Exercise> Word for word, copy all the data and drop the pictures.

━━━ Dataset records ━━━

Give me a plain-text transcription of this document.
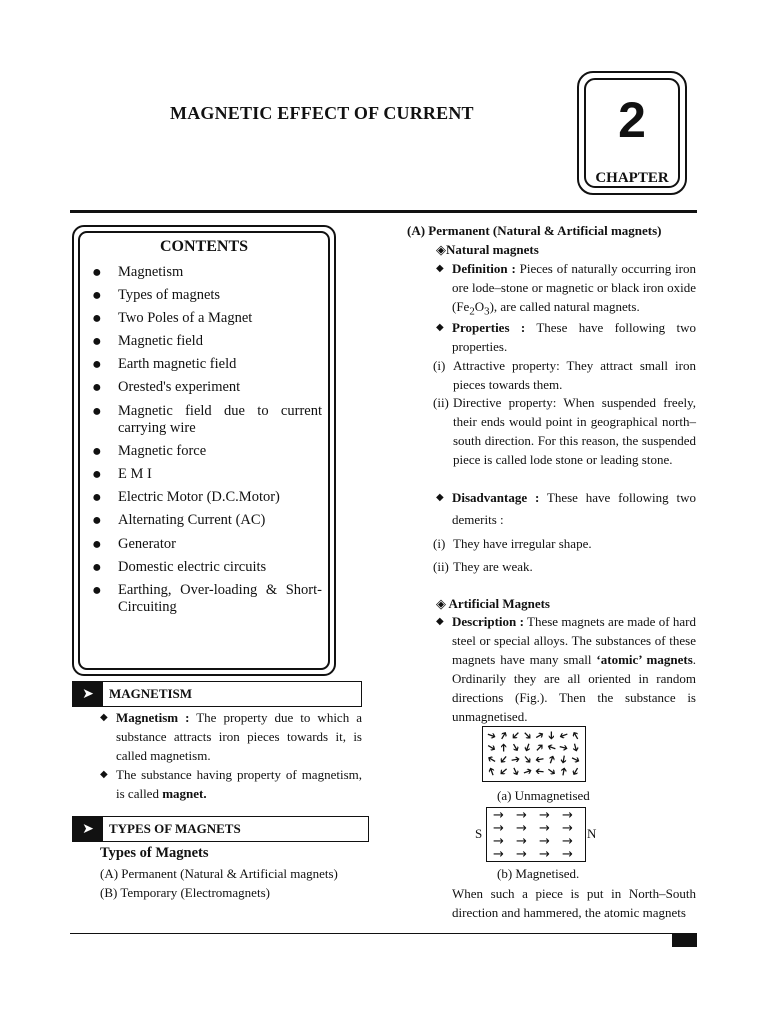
MAGNETIC EFFECT OF CURRENT	2
CHAPTER
CONTENTS
● Magnetism
● Types of magnets
● Two Poles of a Magnet
● Magnetic field
● Earth magnetic field
● Orested's experiment
● Magnetic field due to current carrying wire
● Magnetic force
● E M I
● Electric Motor (D.C.Motor)
● Alternating Current (AC)
● Generator
● Domestic electric circuits
● Earthing, Over-loading & Short-Circuiting
➤	MAGNETISM
◆ Magnetism : The property due to which a substance attracts iron pieces towards it, is called magnetism.
◆ The substance having property of magnetism, is called magnet.
➤	TYPES OF MAGNETS
Types of Magnets
(A) Permanent (Natural & Artificial magnets)
(B) Temporary (Electromagnets)
(A) Permanent (Natural & Artificial magnets)
◈Natural magnets
◆ Definition : Pieces of naturally occurring iron ore lode–stone or magnetic or black iron oxide $(Fe_2O_3)$, are called natural magnets.
◆ Properties : These have following two properties.
(i) Attractive property: They attract small iron pieces towards them.
(ii) Directive property: When suspended freely, their ends would point in geographical north–south direction. For this reason, the suspended piece is called lode stone or leading stone.
◆ Disadvantage : These have following two demerits :
(i) They have irregular shape.
(ii) They are weak.
◈ Artificial Magnets
◆ Description : These magnets are made of hard steel or special alloys. The substances of these magnets have many small ‘atomic’ magnets. Ordinarily they are all oriented in random directions (Fig.). Then the substance is unmagnetised.
➔
➔
➔
➔
➔
➔
➔
➔
➔
➔
➔
➔
➔
➔ ➔
➔
➔
➔
➔
➔
➔
➔
➔
➔
➔
➔
➔
➔ ➔ ➔
➔
➔
(a) Unmagnetised
S
→ → → →
→ → → →
→ → → →
→ → → →
N
(b) Magnetised.
When such a piece is put in North–South direction and hammered, the atomic magnets
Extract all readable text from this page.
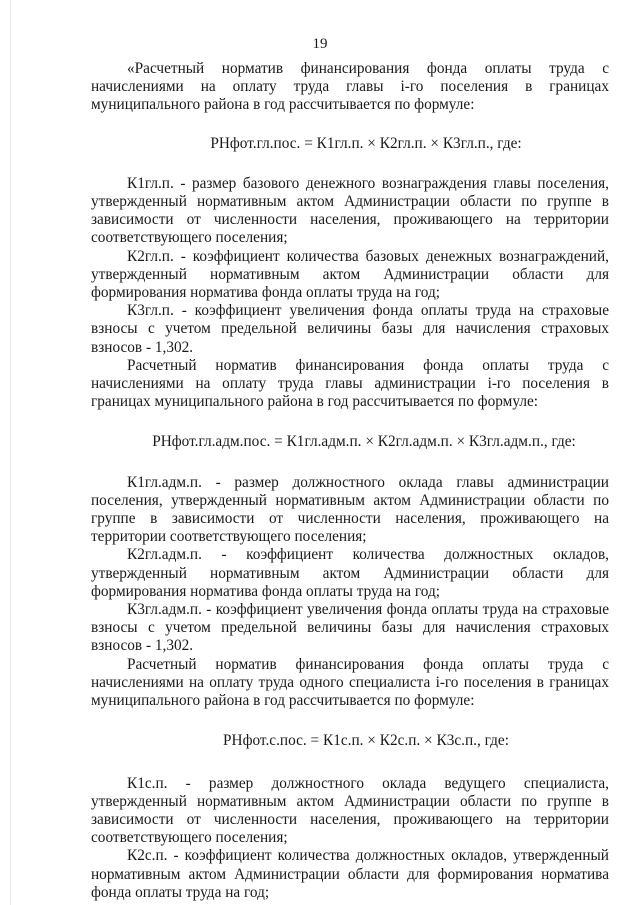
19

«Расчетный норматив финансирования фонда оплаты труда с начислениями на оплату труда главы i-го поселения в границах муниципального района в год рассчитывается по формуле:

РНфот.гл.пос. = К1гл.п. × К2гл.п. × К3гл.п., где:

К1гл.п. - размер базового денежного вознаграждения главы поселения, утвержденный нормативным актом Администрации области по группе в зависимости от численности населения, проживающего на территории соответствующего поселения;

К2гл.п. - коэффициент количества базовых денежных вознаграждений, утвержденный нормативным актом Администрации области для формирования норматива фонда оплаты труда на год;

К3гл.п. - коэффициент увеличения фонда оплаты труда на страховые взносы с учетом предельной величины базы для начисления страховых взносов - 1,302.

Расчетный норматив финансирования фонда оплаты труда с начислениями на оплату труда главы администрации i-го поселения в границах муниципального района в год рассчитывается по формуле:

РНфот.гл.адм.пос. = К1гл.адм.п. × К2гл.адм.п. × К3гл.адм.п., где:

К1гл.адм.п. - размер должностного оклада главы администрации поселения, утвержденный нормативным актом Администрации области по группе в зависимости от численности населения, проживающего на территории соответствующего поселения;

К2гл.адм.п. - коэффициент количества должностных окладов, утвержденный нормативным актом Администрации области для формирования норматива фонда оплаты труда на год;

К3гл.адм.п. - коэффициент увеличения фонда оплаты труда на страховые взносы с учетом предельной величины базы для начисления страховых взносов - 1,302.

Расчетный норматив финансирования фонда оплаты труда с начислениями на оплату труда одного специалиста i-го поселения в границах муниципального района в год рассчитывается по формуле:

РНфот.с.пос. = К1с.п. × К2с.п. × К3с.п., где:

К1с.п. - размер должностного оклада ведущего специалиста, утвержденный нормативным актом Администрации области по группе в зависимости от численности населения, проживающего на территории соответствующего поселения;

К2с.п. - коэффициент количества должностных окладов, утвержденный нормативным актом Администрации области для формирования норматива фонда оплаты труда на год;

━━━

Result of this task>
Give me a plain-text transcription of this document.
MAGNETIC EFFECT OF CURRENT	2
CHAPTER
CONTENTS
● Magnetism
● Types of magnets
● Two Poles of a Magnet
● Magnetic field
● Earth magnetic field
● Orested's experiment
● Magnetic field due to current carrying wire
● Magnetic force
● E M I
● Electric Motor (D.C.Motor)
● Alternating Current (AC)
● Generator
● Domestic electric circuits
● Earthing, Over-loading & Short-Circuiting
➤	MAGNETISM
◆ Magnetism : The property due to which a substance attracts iron pieces towards it, is called magnetism.
◆ The substance having property of magnetism, is called magnet.
➤	TYPES OF MAGNETS
Types of Magnets
(A) Permanent (Natural & Artificial magnets)
(B) Temporary (Electromagnets)
(A) Permanent (Natural & Artificial magnets)
◈Natural magnets
◆ Definition : Pieces of naturally occurring iron ore lode–stone or magnetic or black iron oxide $(Fe_2O_3)$, are called natural magnets.
◆ Properties : These have following two properties.
(i) Attractive property: They attract small iron pieces towards them.
(ii) Directive property: When suspended freely, their ends would point in geographical north–south direction. For this reason, the suspended piece is called lode stone or leading stone.
◆ Disadvantage : These have following two demerits :
(i) They have irregular shape.
(ii) They are weak.
◈ Artificial Magnets
◆ Description : These magnets are made of hard steel or special alloys. The substances of these magnets have many small ‘atomic’ magnets. Ordinarily they are all oriented in random directions (Fig.). Then the substance is unmagnetised.
➔
➔
➔
➔
➔
➔
➔
➔
➔
➔
➔
➔
➔
➔ ➔
➔
➔
➔
➔
➔
➔
➔
➔
➔
➔
➔
➔
➔ ➔ ➔
➔
➔
(a) Unmagnetised
S
→ → → →
→ → → →
→ → → →
→ → → →
N
(b) Magnetised.
When such a piece is put in North–South direction and hammered, the atomic magnets
Extract all readable text from this page.
19

«Расчетный норматив финансирования фонда оплаты труда с начислениями на оплату труда главы i-го поселения в границах муниципального района в год рассчитывается по формуле:

РНфот.гл.пос. = К1гл.п. × К2гл.п. × К3гл.п., где:

К1гл.п. - размер базового денежного вознаграждения главы поселения, утвержденный нормативным актом Администрации области по группе в зависимости от численности населения, проживающего на территории соответствующего поселения;

К2гл.п. - коэффициент количества базовых денежных вознаграждений, утвержденный нормативным актом Администрации области для формирования норматива фонда оплаты труда на год;

К3гл.п. - коэффициент увеличения фонда оплаты труда на страховые взносы с учетом предельной величины базы для начисления страховых взносов - 1,302.

Расчетный норматив финансирования фонда оплаты труда с начислениями на оплату труда главы администрации i-го поселения в границах муниципального района в год рассчитывается по формуле:

РНфот.гл.адм.пос. = К1гл.адм.п. × К2гл.адм.п. × К3гл.адм.п., где:

К1гл.адм.п. - размер должностного оклада главы администрации поселения, утвержденный нормативным актом Администрации области по группе в зависимости от численности населения, проживающего на территории соответствующего поселения;

К2гл.адм.п. - коэффициент количества должностных окладов, утвержденный нормативным актом Администрации области для формирования норматива фонда оплаты труда на год;

К3гл.адм.п. - коэффициент увеличения фонда оплаты труда на страховые взносы с учетом предельной величины базы для начисления страховых взносов - 1,302.

Расчетный норматив финансирования фонда оплаты труда с начислениями на оплату труда одного специалиста i-го поселения в границах муниципального района в год рассчитывается по формуле:

РНфот.с.пос. = К1с.п. × К2с.п. × К3с.п., где:

К1с.п. - размер должностного оклада ведущего специалиста, утвержденный нормативным актом Администрации области по группе в зависимости от численности населения, проживающего на территории соответствующего поселения;

К2с.п. - коэффициент количества должностных окладов, утвержденный нормативным актом Администрации области для формирования норматива фонда оплаты труда на год;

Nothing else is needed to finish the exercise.